--- 选段 ---

近日，南开大学陈永胜团队实现了通过空间分离HOMO和LUMO来调节高性能有机光伏接收器的单重态-三重态能隙。这一研究成果于2025年7月1日发表在《德国应用化学》杂志上。

减少有机光伏（OPV）分子的单三重态能隙（EST），可以通过调节低空三重态（T1）和/或激发态（S1）来减少非辐射复合，从而降低其器件中的能量损失（loss）和增加开路电压。然而，如何设计具有小EST和高性能的非富勒烯受体是一个挑战。

针对这一问题，研究组合成了YDF、YTF和YTF-H。其中，基于部分空间分离HOMO和LUMO的YDF器件的功率转换效率（PCE）高达20.04%，是二元系统中效率最高的器件之一。对于YTF和YTF-H来说，它们完全空间分离的HOMO和LUMO确实导致了由低空S1态主导的EST的大幅降低，以及高性能OPV所需的优异的电荷迁移率和光吸收。

但由于强S1- 0耦合（PCE <1.5%），它们的低S1态导致了多次非辐射重组。这些结果表明，未来设计具有小EST的高性能分子应该避免S1的急剧下降，理想的情况是提高T1状态，从而减轻能隙定律。

--- 数据行 ---

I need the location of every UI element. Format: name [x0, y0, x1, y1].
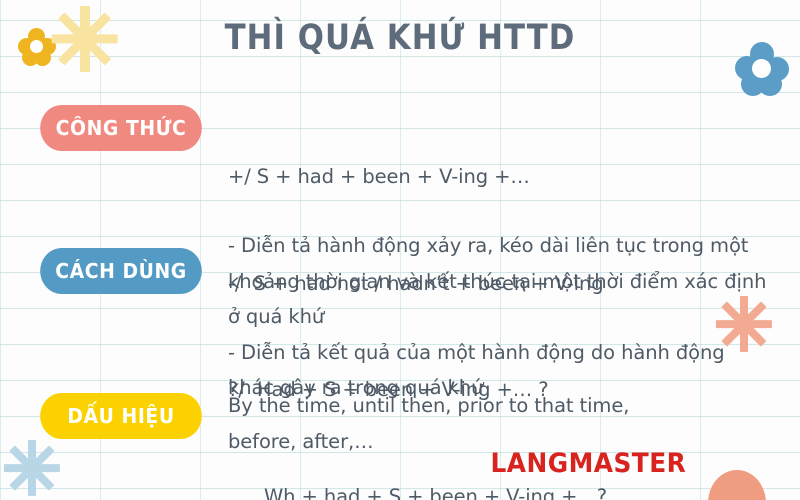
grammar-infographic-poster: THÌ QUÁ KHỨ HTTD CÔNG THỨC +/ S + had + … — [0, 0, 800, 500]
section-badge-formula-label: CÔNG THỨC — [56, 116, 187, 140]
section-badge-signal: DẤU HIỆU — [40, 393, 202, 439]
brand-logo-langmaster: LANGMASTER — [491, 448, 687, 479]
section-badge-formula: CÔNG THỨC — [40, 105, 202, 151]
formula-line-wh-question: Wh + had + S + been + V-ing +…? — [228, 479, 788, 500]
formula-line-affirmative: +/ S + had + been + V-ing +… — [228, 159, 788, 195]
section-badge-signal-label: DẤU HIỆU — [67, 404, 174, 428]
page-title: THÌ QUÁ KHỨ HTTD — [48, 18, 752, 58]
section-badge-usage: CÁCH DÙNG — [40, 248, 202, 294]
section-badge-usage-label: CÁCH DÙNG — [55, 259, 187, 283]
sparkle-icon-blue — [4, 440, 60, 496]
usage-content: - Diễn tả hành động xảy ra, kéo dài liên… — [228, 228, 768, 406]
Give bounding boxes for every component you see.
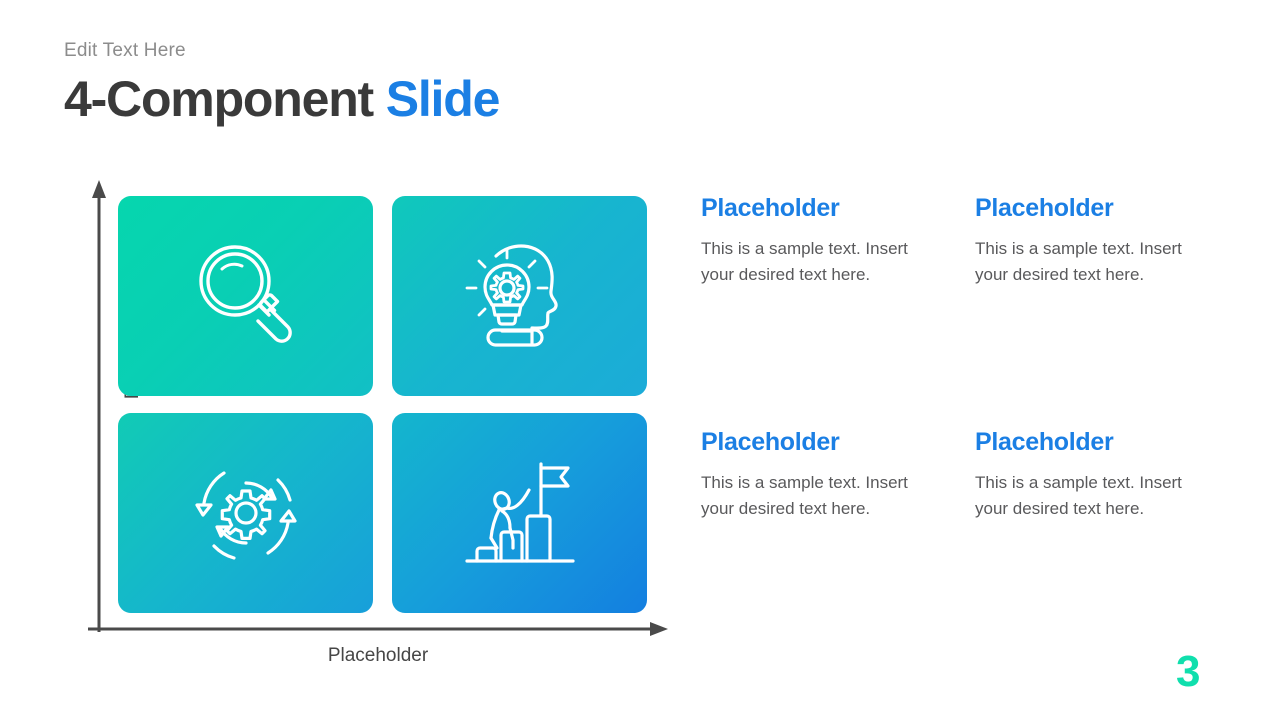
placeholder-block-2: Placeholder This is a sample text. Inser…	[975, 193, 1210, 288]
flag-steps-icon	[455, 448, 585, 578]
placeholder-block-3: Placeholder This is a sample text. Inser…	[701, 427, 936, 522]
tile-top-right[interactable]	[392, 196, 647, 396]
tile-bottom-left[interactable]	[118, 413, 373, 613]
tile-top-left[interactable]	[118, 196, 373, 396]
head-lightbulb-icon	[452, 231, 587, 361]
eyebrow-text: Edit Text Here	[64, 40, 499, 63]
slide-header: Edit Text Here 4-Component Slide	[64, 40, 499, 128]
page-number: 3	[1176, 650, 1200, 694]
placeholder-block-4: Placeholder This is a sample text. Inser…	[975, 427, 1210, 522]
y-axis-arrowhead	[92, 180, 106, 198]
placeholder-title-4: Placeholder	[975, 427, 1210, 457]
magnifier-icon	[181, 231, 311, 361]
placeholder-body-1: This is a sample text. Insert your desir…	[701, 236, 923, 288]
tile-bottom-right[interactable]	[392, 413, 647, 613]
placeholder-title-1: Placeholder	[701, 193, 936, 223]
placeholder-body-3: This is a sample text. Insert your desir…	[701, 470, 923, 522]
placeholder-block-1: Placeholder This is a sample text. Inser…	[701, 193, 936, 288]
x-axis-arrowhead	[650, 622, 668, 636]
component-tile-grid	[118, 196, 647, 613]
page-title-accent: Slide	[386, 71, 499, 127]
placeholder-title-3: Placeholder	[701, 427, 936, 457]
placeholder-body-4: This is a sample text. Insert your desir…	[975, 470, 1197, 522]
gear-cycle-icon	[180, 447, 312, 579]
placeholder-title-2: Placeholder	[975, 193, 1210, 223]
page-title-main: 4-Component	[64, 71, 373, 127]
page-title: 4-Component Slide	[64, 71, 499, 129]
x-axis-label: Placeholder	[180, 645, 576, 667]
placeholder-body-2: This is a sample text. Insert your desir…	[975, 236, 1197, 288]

---

请把整篇选段原封不动地返回，一字不改。 以上材料与选段内容毫无关联。

近日，南开大学陈永胜团队实现了通过空间分离HOMO和LUMO来调节高性能有机光伏接收器的单重态-三重态能隙。这一研究成果于2025年7月1日发表在《德国应用化学》杂志上。

减少有机光伏（OPV）分子的单三重态能隙（EST），可以通过调节低空三重态（T1）和/或激发态（S1）来减少非辐射复合，从而降低其器件中的能量损失（loss）和增加开路电压。然而，如何设计具有小EST和高性能的非富勒烯受体是一个挑战。

针对这一问题，研究组合成了YDF、YTF和YTF-H。其中，基于部分空间分离HOMO和LUMO的YDF器件的功率转换效率（PCE）高达20.04%，是二元系统中效率最高的器件之一。对于YTF和YTF-H来说，它们完全空间分离的HOMO和LUMO确实导致了由低空S1态主导的EST的大幅降低，以及高性能OPV所需的优异的电荷迁移率和光吸收。

但由于强S1- 0耦合（PCE <1.5%），它们的低S1态导致了多次非辐射重组。这些结果表明，未来设计具有小EST的高性能分子应该避免S1的急剧下降，理想的情况是提高T1状态，从而减轻能隙定律。